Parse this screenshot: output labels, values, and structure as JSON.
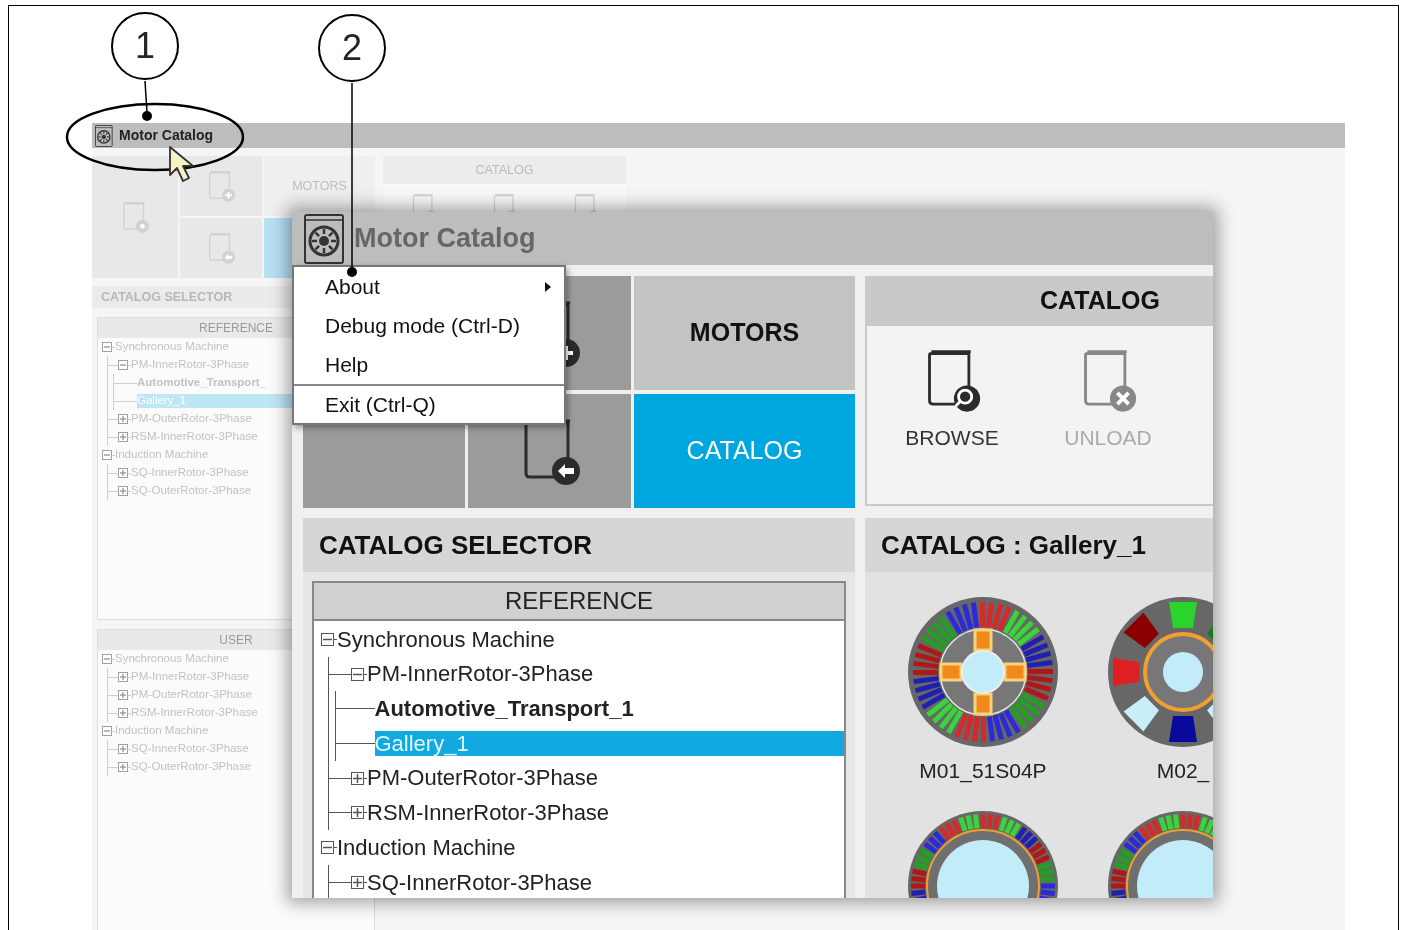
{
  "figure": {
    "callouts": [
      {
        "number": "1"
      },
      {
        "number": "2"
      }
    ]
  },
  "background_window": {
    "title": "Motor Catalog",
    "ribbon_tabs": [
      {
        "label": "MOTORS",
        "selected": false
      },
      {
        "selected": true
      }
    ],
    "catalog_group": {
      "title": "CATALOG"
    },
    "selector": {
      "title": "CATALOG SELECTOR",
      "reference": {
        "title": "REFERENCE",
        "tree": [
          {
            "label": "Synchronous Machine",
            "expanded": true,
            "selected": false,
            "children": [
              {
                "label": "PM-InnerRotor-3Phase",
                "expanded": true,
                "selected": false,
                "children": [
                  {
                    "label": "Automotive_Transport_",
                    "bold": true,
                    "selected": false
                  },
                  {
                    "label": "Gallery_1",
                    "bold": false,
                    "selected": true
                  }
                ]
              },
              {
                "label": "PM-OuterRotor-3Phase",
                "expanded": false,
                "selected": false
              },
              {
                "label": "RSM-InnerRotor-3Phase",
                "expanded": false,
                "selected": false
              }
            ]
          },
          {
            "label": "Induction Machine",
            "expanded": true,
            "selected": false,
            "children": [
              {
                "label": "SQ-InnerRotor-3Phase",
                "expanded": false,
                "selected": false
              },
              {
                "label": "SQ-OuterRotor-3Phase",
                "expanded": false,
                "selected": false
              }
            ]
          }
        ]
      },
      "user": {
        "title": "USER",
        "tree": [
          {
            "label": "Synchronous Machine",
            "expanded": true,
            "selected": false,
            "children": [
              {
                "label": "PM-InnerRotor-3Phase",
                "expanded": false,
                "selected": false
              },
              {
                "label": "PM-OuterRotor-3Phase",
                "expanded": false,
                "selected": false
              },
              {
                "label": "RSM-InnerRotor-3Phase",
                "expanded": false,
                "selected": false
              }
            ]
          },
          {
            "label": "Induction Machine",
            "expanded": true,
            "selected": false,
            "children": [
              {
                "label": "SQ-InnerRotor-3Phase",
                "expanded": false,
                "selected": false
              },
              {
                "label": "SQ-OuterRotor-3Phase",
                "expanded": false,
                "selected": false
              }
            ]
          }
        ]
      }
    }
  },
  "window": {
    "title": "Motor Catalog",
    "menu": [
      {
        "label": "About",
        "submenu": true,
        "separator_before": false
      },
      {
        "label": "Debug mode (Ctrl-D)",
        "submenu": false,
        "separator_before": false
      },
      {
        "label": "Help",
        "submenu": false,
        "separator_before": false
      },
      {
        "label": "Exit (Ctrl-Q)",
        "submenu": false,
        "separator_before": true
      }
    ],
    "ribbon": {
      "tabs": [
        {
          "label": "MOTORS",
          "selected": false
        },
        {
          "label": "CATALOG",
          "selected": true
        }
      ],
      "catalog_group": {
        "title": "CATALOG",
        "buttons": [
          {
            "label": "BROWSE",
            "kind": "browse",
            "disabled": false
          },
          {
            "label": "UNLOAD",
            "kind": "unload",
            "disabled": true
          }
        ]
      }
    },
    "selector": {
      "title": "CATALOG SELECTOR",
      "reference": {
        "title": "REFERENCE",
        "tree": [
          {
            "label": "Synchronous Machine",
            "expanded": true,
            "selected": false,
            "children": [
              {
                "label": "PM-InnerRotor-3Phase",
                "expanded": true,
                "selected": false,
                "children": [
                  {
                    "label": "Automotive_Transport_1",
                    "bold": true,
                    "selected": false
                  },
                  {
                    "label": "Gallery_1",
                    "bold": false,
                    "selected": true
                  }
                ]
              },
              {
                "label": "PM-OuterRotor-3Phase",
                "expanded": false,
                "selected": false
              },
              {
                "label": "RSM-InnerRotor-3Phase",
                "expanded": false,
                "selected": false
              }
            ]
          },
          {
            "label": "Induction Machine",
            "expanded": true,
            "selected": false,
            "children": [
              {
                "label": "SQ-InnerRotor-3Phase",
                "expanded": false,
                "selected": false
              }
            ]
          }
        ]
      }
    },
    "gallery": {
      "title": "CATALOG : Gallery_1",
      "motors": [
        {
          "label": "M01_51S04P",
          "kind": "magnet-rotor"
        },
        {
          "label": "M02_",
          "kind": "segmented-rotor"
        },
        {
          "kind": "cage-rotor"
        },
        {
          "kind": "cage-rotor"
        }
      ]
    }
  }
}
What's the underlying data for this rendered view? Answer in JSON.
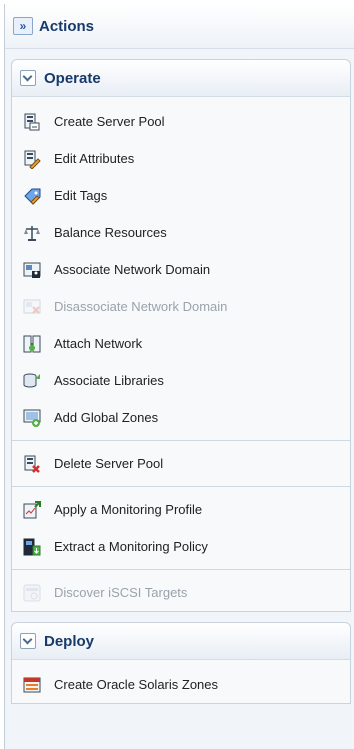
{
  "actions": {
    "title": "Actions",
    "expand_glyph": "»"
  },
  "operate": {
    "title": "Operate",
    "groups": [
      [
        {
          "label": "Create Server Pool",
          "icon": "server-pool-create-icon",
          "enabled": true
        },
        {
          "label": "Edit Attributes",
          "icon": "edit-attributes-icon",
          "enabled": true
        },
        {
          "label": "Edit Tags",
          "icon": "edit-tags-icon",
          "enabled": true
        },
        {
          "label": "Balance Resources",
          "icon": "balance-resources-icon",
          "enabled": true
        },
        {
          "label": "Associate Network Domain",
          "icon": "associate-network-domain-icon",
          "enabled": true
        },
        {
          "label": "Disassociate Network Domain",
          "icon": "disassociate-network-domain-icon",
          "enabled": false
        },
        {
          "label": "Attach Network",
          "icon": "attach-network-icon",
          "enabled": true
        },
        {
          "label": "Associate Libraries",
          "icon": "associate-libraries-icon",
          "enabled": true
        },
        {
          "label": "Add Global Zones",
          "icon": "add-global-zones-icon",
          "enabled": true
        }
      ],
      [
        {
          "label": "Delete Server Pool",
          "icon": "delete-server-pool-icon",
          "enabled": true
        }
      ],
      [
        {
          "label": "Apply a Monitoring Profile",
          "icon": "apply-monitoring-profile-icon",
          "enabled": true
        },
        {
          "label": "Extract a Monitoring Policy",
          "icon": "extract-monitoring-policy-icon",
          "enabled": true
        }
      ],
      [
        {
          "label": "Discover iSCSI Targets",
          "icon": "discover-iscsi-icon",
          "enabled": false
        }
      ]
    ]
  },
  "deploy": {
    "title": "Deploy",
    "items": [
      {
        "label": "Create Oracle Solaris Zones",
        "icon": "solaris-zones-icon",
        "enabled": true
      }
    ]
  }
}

--------

• [Task details] Reproduce the whole listing above word for word, but not its pictures.

• [Written solution]
Parse this screenshot: output labels, values, and structure as JSON.
{
  "figure": {
    "callouts": [
      {
        "number": "1"
      },
      {
        "number": "2"
      }
    ]
  },
  "background_window": {
    "title": "Motor Catalog",
    "ribbon_tabs": [
      {
        "label": "MOTORS",
        "selected": false
      },
      {
        "selected": true
      }
    ],
    "catalog_group": {
      "title": "CATALOG"
    },
    "selector": {
      "title": "CATALOG SELECTOR",
      "reference": {
        "title": "REFERENCE",
        "tree": [
          {
            "label": "Synchronous Machine",
            "expanded": true,
            "selected": false,
            "children": [
              {
                "label": "PM-InnerRotor-3Phase",
                "expanded": true,
                "selected": false,
                "children": [
                  {
                    "label": "Automotive_Transport_",
                    "bold": true,
                    "selected": false
                  },
                  {
                    "label": "Gallery_1",
                    "bold": false,
                    "selected": true
                  }
                ]
              },
              {
                "label": "PM-OuterRotor-3Phase",
                "expanded": false,
                "selected": false
              },
              {
                "label": "RSM-InnerRotor-3Phase",
                "expanded": false,
                "selected": false
              }
            ]
          },
          {
            "label": "Induction Machine",
            "expanded": true,
            "selected": false,
            "children": [
              {
                "label": "SQ-InnerRotor-3Phase",
                "expanded": false,
                "selected": false
              },
              {
                "label": "SQ-OuterRotor-3Phase",
                "expanded": false,
                "selected": false
              }
            ]
          }
        ]
      },
      "user": {
        "title": "USER",
        "tree": [
          {
            "label": "Synchronous Machine",
            "expanded": true,
            "selected": false,
            "children": [
              {
                "label": "PM-InnerRotor-3Phase",
                "expanded": false,
                "selected": false
              },
              {
                "label": "PM-OuterRotor-3Phase",
                "expanded": false,
                "selected": false
              },
              {
                "label": "RSM-InnerRotor-3Phase",
                "expanded": false,
                "selected": false
              }
            ]
          },
          {
            "label": "Induction Machine",
            "expanded": true,
            "selected": false,
            "children": [
              {
                "label": "SQ-InnerRotor-3Phase",
                "expanded": false,
                "selected": false
              },
              {
                "label": "SQ-OuterRotor-3Phase",
                "expanded": false,
                "selected": false
              }
            ]
          }
        ]
      }
    }
  },
  "window": {
    "title": "Motor Catalog",
    "menu": [
      {
        "label": "About",
        "submenu": true,
        "separator_before": false
      },
      {
        "label": "Debug mode (Ctrl-D)",
        "submenu": false,
        "separator_before": false
      },
      {
        "label": "Help",
        "submenu": false,
        "separator_before": false
      },
      {
        "label": "Exit (Ctrl-Q)",
        "submenu": false,
        "separator_before": true
      }
    ],
    "ribbon": {
      "tabs": [
        {
          "label": "MOTORS",
          "selected": false
        },
        {
          "label": "CATALOG",
          "selected": true
        }
      ],
      "catalog_group": {
        "title": "CATALOG",
        "buttons": [
          {
            "label": "BROWSE",
            "kind": "browse",
            "disabled": false
          },
          {
            "label": "UNLOAD",
            "kind": "unload",
            "disabled": true
          }
        ]
      }
    },
    "selector": {
      "title": "CATALOG SELECTOR",
      "reference": {
        "title": "REFERENCE",
        "tree": [
          {
            "label": "Synchronous Machine",
            "expanded": true,
            "selected": false,
            "children": [
              {
                "label": "PM-InnerRotor-3Phase",
                "expanded": true,
                "selected": false,
                "children": [
                  {
                    "label": "Automotive_Transport_1",
                    "bold": true,
                    "selected": false
                  },
                  {
                    "label": "Gallery_1",
                    "bold": false,
                    "selected": true
                  }
                ]
              },
              {
                "label": "PM-OuterRotor-3Phase",
                "expanded": false,
                "selected": false
              },
              {
                "label": "RSM-InnerRotor-3Phase",
                "expanded": false,
                "selected": false
              }
            ]
          },
          {
            "label": "Induction Machine",
            "expanded": true,
            "selected": false,
            "children": [
              {
                "label": "SQ-InnerRotor-3Phase",
                "expanded": false,
                "selected": false
              }
            ]
          }
        ]
      }
    },
    "gallery": {
      "title": "CATALOG : Gallery_1",
      "motors": [
        {
          "label": "M01_51S04P",
          "kind": "magnet-rotor"
        },
        {
          "label": "M02_",
          "kind": "segmented-rotor"
        },
        {
          "kind": "cage-rotor"
        },
        {
          "kind": "cage-rotor"
        }
      ]
    }
  }
}
What's the underlying data for this rendered view? Answer in JSON.
{
  "actions": {
    "title": "Actions",
    "expand_glyph": "»"
  },
  "operate": {
    "title": "Operate",
    "groups": [
      [
        {
          "label": "Create Server Pool",
          "icon": "server-pool-create-icon",
          "enabled": true
        },
        {
          "label": "Edit Attributes",
          "icon": "edit-attributes-icon",
          "enabled": true
        },
        {
          "label": "Edit Tags",
          "icon": "edit-tags-icon",
          "enabled": true
        },
        {
          "label": "Balance Resources",
          "icon": "balance-resources-icon",
          "enabled": true
        },
        {
          "label": "Associate Network Domain",
          "icon": "associate-network-domain-icon",
          "enabled": true
        },
        {
          "label": "Disassociate Network Domain",
          "icon": "disassociate-network-domain-icon",
          "enabled": false
        },
        {
          "label": "Attach Network",
          "icon": "attach-network-icon",
          "enabled": true
        },
        {
          "label": "Associate Libraries",
          "icon": "associate-libraries-icon",
          "enabled": true
        },
        {
          "label": "Add Global Zones",
          "icon": "add-global-zones-icon",
          "enabled": true
        }
      ],
      [
        {
          "label": "Delete Server Pool",
          "icon": "delete-server-pool-icon",
          "enabled": true
        }
      ],
      [
        {
          "label": "Apply a Monitoring Profile",
          "icon": "apply-monitoring-profile-icon",
          "enabled": true
        },
        {
          "label": "Extract a Monitoring Policy",
          "icon": "extract-monitoring-policy-icon",
          "enabled": true
        }
      ],
      [
        {
          "label": "Discover iSCSI Targets",
          "icon": "discover-iscsi-icon",
          "enabled": false
        }
      ]
    ]
  },
  "deploy": {
    "title": "Deploy",
    "items": [
      {
        "label": "Create Oracle Solaris Zones",
        "icon": "solaris-zones-icon",
        "enabled": true
      }
    ]
  }
}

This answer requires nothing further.